→ **Goal**
Each record below should appear again exactly as written.

[Items listed in a dataset]
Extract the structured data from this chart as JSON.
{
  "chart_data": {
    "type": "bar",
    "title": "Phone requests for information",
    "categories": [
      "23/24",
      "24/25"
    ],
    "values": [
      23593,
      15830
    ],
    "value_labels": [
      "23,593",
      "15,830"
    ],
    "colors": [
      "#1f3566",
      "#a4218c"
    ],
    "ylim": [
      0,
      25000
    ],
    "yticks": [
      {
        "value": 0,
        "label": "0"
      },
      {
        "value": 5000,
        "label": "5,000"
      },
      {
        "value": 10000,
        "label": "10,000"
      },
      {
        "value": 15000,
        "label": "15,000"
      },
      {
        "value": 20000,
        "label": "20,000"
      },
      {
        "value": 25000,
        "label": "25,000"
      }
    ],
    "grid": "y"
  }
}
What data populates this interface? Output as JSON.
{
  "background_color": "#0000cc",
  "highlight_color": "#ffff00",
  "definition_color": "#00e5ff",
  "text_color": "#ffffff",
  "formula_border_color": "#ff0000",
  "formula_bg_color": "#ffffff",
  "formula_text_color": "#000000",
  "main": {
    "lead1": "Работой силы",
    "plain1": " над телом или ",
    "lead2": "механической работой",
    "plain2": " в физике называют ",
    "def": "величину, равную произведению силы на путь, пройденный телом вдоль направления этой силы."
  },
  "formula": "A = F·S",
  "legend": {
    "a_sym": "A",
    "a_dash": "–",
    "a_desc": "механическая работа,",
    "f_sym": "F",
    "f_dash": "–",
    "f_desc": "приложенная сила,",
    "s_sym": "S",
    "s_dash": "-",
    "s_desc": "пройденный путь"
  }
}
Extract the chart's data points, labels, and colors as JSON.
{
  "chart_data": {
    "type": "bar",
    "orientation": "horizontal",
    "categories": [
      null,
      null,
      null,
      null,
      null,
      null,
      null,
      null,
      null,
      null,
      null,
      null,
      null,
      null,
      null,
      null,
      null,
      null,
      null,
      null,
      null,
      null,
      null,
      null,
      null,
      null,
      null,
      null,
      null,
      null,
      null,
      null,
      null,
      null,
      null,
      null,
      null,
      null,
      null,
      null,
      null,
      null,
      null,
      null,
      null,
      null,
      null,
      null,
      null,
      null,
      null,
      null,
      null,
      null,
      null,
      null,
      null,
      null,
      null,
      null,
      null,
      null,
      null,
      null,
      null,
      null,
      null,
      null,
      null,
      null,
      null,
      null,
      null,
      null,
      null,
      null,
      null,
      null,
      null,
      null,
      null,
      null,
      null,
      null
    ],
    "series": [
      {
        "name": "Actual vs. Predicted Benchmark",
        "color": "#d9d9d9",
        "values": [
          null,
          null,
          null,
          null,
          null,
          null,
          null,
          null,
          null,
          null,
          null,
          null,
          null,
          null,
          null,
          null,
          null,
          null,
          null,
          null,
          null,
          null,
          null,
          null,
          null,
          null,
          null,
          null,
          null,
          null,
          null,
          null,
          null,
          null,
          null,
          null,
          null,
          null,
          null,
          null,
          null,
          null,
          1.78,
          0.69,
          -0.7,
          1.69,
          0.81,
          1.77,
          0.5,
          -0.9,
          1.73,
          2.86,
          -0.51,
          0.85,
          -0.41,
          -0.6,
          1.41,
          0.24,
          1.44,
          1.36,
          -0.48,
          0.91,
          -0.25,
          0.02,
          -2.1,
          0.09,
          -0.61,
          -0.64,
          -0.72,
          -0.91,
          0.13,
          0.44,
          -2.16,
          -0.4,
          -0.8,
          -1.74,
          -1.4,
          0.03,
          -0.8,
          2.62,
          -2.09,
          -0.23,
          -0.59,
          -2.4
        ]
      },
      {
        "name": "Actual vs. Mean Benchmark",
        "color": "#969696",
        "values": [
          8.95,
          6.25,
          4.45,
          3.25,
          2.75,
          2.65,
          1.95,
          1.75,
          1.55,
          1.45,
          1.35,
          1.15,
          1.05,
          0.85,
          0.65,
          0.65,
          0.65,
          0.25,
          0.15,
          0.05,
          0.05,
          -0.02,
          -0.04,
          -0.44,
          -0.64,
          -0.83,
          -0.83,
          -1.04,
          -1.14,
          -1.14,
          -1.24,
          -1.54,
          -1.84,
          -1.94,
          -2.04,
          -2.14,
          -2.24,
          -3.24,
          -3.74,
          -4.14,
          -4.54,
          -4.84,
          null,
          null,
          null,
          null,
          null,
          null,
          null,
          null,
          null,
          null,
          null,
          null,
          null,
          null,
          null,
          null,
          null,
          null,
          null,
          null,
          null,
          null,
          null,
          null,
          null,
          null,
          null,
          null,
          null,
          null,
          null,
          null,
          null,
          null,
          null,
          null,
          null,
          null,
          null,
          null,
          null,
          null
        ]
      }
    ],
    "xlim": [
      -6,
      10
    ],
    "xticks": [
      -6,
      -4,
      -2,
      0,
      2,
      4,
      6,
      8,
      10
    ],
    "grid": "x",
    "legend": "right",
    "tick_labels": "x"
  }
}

→ **Correct output**
Extract the structured data from this chart as JSON.
{
  "chart_data": {
    "type": "bar",
    "title": "Phone requests for information",
    "categories": [
      "23/24",
      "24/25"
    ],
    "values": [
      23593,
      15830
    ],
    "value_labels": [
      "23,593",
      "15,830"
    ],
    "colors": [
      "#1f3566",
      "#a4218c"
    ],
    "ylim": [
      0,
      25000
    ],
    "yticks": [
      {
        "value": 0,
        "label": "0"
      },
      {
        "value": 5000,
        "label": "5,000"
      },
      {
        "value": 10000,
        "label": "10,000"
      },
      {
        "value": 15000,
        "label": "15,000"
      },
      {
        "value": 20000,
        "label": "20,000"
      },
      {
        "value": 25000,
        "label": "25,000"
      }
    ],
    "grid": "y"
  }
}
What data populates this interface? Output as JSON.
{
  "background_color": "#0000cc",
  "highlight_color": "#ffff00",
  "definition_color": "#00e5ff",
  "text_color": "#ffffff",
  "formula_border_color": "#ff0000",
  "formula_bg_color": "#ffffff",
  "formula_text_color": "#000000",
  "main": {
    "lead1": "Работой силы",
    "plain1": " над телом или ",
    "lead2": "механической работой",
    "plain2": " в физике называют ",
    "def": "величину, равную произведению силы на путь, пройденный телом вдоль направления этой силы."
  },
  "formula": "A = F·S",
  "legend": {
    "a_sym": "A",
    "a_dash": "–",
    "a_desc": "механическая работа,",
    "f_sym": "F",
    "f_dash": "–",
    "f_desc": "приложенная сила,",
    "s_sym": "S",
    "s_dash": "-",
    "s_desc": "пройденный путь"
  }
}
Extract the chart's data points, labels, and colors as JSON.
{
  "chart_data": {
    "type": "bar",
    "orientation": "horizontal",
    "categories": [
      null,
      null,
      null,
      null,
      null,
      null,
      null,
      null,
      null,
      null,
      null,
      null,
      null,
      null,
      null,
      null,
      null,
      null,
      null,
      null,
      null,
      null,
      null,
      null,
      null,
      null,
      null,
      null,
      null,
      null,
      null,
      null,
      null,
      null,
      null,
      null,
      null,
      null,
      null,
      null,
      null,
      null,
      null,
      null,
      null,
      null,
      null,
      null,
      null,
      null,
      null,
      null,
      null,
      null,
      null,
      null,
      null,
      null,
      null,
      null,
      null,
      null,
      null,
      null,
      null,
      null,
      null,
      null,
      null,
      null,
      null,
      null,
      null,
      null,
      null,
      null,
      null,
      null,
      null,
      null,
      null,
      null,
      null,
      null
    ],
    "series": [
      {
        "name": "Actual vs. Predicted Benchmark",
        "color": "#d9d9d9",
        "values": [
          null,
          null,
          null,
          null,
          null,
          null,
          null,
          null,
          null,
          null,
          null,
          null,
          null,
          null,
          null,
          null,
          null,
          null,
          null,
          null,
          null,
          null,
          null,
          null,
          null,
          null,
          null,
          null,
          null,
          null,
          null,
          null,
          null,
          null,
          null,
          null,
          null,
          null,
          null,
          null,
          null,
          null,
          1.78,
          0.69,
          -0.7,
          1.69,
          0.81,
          1.77,
          0.5,
          -0.9,
          1.73,
          2.86,
          -0.51,
          0.85,
          -0.41,
          -0.6,
          1.41,
          0.24,
          1.44,
          1.36,
          -0.48,
          0.91,
          -0.25,
          0.02,
          -2.1,
          0.09,
          -0.61,
          -0.64,
          -0.72,
          -0.91,
          0.13,
          0.44,
          -2.16,
          -0.4,
          -0.8,
          -1.74,
          -1.4,
          0.03,
          -0.8,
          2.62,
          -2.09,
          -0.23,
          -0.59,
          -2.4
        ]
      },
      {
        "name": "Actual vs. Mean Benchmark",
        "color": "#969696",
        "values": [
          8.95,
          6.25,
          4.45,
          3.25,
          2.75,
          2.65,
          1.95,
          1.75,
          1.55,
          1.45,
          1.35,
          1.15,
          1.05,
          0.85,
          0.65,
          0.65,
          0.65,
          0.25,
          0.15,
          0.05,
          0.05,
          -0.02,
          -0.04,
          -0.44,
          -0.64,
          -0.83,
          -0.83,
          -1.04,
          -1.14,
          -1.14,
          -1.24,
          -1.54,
          -1.84,
          -1.94,
          -2.04,
          -2.14,
          -2.24,
          -3.24,
          -3.74,
          -4.14,
          -4.54,
          -4.84,
          null,
          null,
          null,
          null,
          null,
          null,
          null,
          null,
          null,
          null,
          null,
          null,
          null,
          null,
          null,
          null,
          null,
          null,
          null,
          null,
          null,
          null,
          null,
          null,
          null,
          null,
          null,
          null,
          null,
          null,
          null,
          null,
          null,
          null,
          null,
          null,
          null,
          null,
          null,
          null,
          null,
          null
        ]
      }
    ],
    "xlim": [
      -6,
      10
    ],
    "xticks": [
      -6,
      -4,
      -2,
      0,
      2,
      4,
      6,
      8,
      10
    ],
    "grid": "x",
    "legend": "right",
    "tick_labels": "x"
  }
}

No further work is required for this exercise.